■ Extract ■
━━━━━━━━━━━━━━━━━━━━
Files
JiboExperiments/OpenJibo/docs/DesignDoc/skill-framework-design.md

21 KiB

Skill Framework Design Document

Overview

The Skill Framework provides the foundation for building cloud-based skills for the Jibo robot. It consists of a base class for all skills, a graph-based state machine for complex conversational flows, and a system for generating JCP (Jibo Command Protocol) actions that are sent to the robot.

Location

packages/baseskill/src/

Core Components

BaseSkill (BaseSkill.ts)

Abstract base class that all cloud skills must extend.

Purpose: Provides common HTTP handling and error handling for all skills.

Key Features:

  • Extends BaseHttpHandler from @jibo/utils
  • Registers POST handler at / endpoint
  • Validates request structure
  • Tracks timing for each request
  • Provides error response builder

Constructor:

constructor(public name: string)

Abstract Method:

protected abstract handle(request: PegasusRequest<SkillRequest>): Promise<SkillResponse>;

Lifecycle Methods:

  • init(): Promise<void> - Override to initialize resources (load files, connect to services)
  • buildErrorResponse(err: Error): ErrorResponse - Builds standardized error response

HTTP Handler:

  • Accepts POST requests at /
  • Logs request type
  • Calls handle() method
  • Adds timing information
  • Catches errors and returns error response

GraphSkill (GraphSkill.ts)

Extends BaseSkill with a graph-based state machine for complex conversational flows.

Purpose: Enables skills to define their logic as a series of interconnected nodes (states) with transitions.

Key Features:

  • Implements GraphFactory interface
  • Manages graph execution via GraphManager singleton
  • Supports skill redirects
  • Tracks analytics events
  • Supports supplemental behaviors (parallel/sequence)
  • Handles both launch and update requests

Constructor:

constructor(name: string)

Abstract Method:

abstract createGraph(): Graph<ExitTransition>

Request Handling:

Launch Requests (LISTEN_LAUNCH or PROACTIVE_LAUNCH):

  1. Validates request data (accountID, robotID, skill ID)
━━━━━━━━━━━━━━━━━━━━
■ Supplied material ■
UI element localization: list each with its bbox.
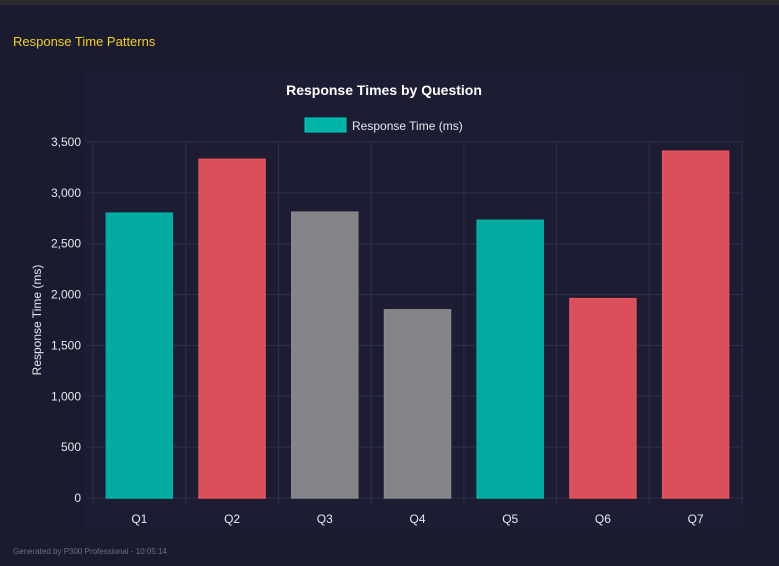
━━━━━━━━━━━━━━━━━━━━
■ Task description ■
List every key feature the skill framework design document gives for GraphSkill.

■ Result below ■
- Implements GraphFactory interface
- Manages graph execution via GraphManager singleton
- Supports skill redirects
- Tracks analytics events
- Supports supplemental behaviors (parallel/sequence)
- Handles both launch and update requests